>> Begin DOCUMENT

I've found Peace....after Piece....BY:KPRIMM


I've finally found my inner peace
As I buy piece right after piece
I've also found impending doom
With no space in my storage room

Chests and boxes, crates and bags
Tied to rafters, now they sag
Every year I pick up more
My storage rooms now bulging door

With decorations, lights, and masks
A storage shed sits in the back
I fill the shed piece after piece
And smile in my inner peace

A tarp to wrap my Pumpkin King
Bags hang like Spiders tied with string
A well stacked wall of Plastic totes
Holds Zombies, Ghouls, and fabric Ghosts

I see it, and it must be mine
Commit another storage crime
Obsessed with all things Halloween
Surrounded by my Autumn dreams

And so I buy piece after piece
Sink deeper in my inner peace
If this keeps up, I have no doubt
I'll have to buy another house!


----------



## RoxyBlue

^I think we can all identify with that one:jol:


----------



## kprimm

The Potion.....BY:K Primm


Around the fire nice and hot
We prance and dance and stir our pot
Not stopping once when we begin
And none but we know what goes in

Beneath the Autumn's Hallowed Moon
Contorting hands trace signs and runes
Must hurry fore the rising Sun
No rest until our potion's done

Ca Heeps A Bah and just like that
We boil down the dead man's fat
Not stopping once when we begin
His ghostly voice upon the wind

Give twice as good as what we get
Ride clad in Black and Silhouette
Just look away, best not to spy
Or get the Witch's evil eye

October's darkness, what's it hide?
Best to stay locked safe inside
The night holds horrors best unseen
Past Pumpkins light on Halloween


----------



## kprimm

Halloween Jack......BY:Kurtis Primm (For those who have left us)

Alone on my porch in the very same place
Beside me a Pumpkin that once was your space
A Mask of thick Latex now hiding the race
Of the tears that I'm shedding that run down my face

It's hard to believe that you're no longer here
In our Grand Haunted yard that we built through the years
It's no longer the Monsters that bring me my fears
But the mask that I'm wearing to hide racing tears

I still Love the Fall and the magic it brings
But it also brings with it these tears...and they sting
They roll down my cheeks as I ponder the things
That we did in the past, as the Autumn breeze sings

I hand them the candy that drops in their sacks
They look at my Mask, tear filled eyes looking back
They're off like a shot into Halloween Black
It's just me and my Mask now with Halloween Jack


----------



## kprimm

For those who have Fallen....BY:Kurtis Primm (For everyone who has lost a loved one and misses them for Halloween)

>> End DOCUMENT

> _AIM OF THE EXERCISE_:
Answer these questions about the Halloween poem thread:
1. In the first poem, what does the speaker wrap in a tarp?
2. In "The Potion," what must the speakers hurry to finish before?
3. In "Halloween Jack," what is the mask made of?
None of this data is needed.

>> Begin EXTRACTED MATERIAL

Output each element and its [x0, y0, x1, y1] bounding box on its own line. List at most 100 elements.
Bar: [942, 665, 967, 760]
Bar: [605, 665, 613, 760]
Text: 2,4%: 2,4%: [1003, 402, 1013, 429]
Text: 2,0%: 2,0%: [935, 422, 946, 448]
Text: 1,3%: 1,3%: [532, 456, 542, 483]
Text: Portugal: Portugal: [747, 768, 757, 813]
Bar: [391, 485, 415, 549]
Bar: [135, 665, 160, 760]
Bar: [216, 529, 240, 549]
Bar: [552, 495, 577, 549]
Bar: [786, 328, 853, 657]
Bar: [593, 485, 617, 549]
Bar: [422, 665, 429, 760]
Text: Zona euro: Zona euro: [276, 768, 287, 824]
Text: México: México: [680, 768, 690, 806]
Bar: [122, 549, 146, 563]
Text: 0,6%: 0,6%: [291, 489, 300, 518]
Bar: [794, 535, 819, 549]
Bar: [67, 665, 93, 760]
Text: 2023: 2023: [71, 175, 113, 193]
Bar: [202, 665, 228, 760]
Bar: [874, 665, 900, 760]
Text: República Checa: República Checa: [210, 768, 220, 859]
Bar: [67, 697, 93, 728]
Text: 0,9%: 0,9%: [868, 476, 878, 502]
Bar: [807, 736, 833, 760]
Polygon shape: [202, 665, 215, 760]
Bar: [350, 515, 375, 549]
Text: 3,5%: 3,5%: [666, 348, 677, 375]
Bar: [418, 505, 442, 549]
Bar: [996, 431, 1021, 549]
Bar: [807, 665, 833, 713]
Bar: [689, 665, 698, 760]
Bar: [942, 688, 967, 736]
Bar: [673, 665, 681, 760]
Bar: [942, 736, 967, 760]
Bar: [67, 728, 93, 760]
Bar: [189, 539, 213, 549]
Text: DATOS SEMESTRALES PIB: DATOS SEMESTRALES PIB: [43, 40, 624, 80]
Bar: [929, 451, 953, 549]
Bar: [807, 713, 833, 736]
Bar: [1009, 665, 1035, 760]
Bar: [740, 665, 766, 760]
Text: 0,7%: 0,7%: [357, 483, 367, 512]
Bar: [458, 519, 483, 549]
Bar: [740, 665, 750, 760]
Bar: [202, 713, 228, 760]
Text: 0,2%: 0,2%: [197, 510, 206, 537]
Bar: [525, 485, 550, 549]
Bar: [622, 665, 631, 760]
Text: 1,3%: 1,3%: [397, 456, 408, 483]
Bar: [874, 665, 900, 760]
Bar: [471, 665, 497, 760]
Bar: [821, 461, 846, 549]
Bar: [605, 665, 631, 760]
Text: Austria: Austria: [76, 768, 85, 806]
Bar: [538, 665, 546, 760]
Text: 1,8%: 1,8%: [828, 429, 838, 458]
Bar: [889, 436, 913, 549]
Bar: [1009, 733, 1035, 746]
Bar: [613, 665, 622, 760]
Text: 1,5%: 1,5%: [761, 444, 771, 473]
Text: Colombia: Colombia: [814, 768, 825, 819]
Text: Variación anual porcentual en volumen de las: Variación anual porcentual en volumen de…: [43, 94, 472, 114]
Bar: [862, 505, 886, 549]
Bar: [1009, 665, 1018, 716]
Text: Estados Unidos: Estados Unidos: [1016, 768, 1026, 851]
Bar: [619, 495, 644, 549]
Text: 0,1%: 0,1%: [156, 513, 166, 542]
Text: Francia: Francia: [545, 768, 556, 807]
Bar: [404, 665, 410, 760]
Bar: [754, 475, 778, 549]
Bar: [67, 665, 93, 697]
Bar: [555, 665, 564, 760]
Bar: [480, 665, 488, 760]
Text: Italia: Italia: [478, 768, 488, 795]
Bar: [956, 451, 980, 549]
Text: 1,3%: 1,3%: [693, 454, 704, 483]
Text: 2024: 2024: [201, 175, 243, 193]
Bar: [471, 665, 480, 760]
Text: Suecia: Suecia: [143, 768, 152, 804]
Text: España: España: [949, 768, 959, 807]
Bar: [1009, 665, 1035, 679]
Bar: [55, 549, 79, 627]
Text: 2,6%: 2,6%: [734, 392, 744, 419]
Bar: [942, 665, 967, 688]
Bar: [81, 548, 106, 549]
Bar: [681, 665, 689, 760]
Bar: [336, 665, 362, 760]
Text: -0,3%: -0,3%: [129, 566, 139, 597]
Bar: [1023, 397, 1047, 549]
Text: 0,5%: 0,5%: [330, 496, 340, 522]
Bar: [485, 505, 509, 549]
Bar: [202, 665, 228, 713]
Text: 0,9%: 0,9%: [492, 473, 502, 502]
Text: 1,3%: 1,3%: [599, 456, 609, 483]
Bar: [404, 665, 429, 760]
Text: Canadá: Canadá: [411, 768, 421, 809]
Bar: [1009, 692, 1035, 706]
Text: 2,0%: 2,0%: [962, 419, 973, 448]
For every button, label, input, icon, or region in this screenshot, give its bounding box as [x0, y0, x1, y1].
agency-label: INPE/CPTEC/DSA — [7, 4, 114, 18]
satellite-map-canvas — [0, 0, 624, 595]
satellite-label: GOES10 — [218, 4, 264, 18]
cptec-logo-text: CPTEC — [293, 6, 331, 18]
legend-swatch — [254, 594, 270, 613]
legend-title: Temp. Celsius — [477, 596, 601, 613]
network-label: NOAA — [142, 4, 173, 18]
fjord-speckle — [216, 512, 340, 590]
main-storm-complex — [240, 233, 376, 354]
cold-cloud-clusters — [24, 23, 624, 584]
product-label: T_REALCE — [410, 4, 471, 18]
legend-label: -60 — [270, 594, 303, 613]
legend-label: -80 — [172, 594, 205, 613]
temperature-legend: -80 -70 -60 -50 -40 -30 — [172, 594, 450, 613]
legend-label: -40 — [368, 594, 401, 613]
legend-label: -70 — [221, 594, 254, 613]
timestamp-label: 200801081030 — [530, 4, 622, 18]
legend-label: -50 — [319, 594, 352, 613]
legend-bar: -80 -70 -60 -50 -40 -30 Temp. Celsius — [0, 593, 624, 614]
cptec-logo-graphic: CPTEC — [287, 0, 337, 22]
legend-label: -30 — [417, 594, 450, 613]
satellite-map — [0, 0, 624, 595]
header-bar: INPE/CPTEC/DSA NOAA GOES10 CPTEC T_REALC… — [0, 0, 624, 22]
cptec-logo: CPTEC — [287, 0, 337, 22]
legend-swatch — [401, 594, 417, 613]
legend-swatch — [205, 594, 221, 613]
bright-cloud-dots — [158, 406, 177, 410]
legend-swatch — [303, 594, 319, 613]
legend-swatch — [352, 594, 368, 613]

>> End EXTRACTED MATERIAL

> _TASK OUTPUT_:
1. The Pumpkin King.
2. The rising Sun.
3. Thick latex.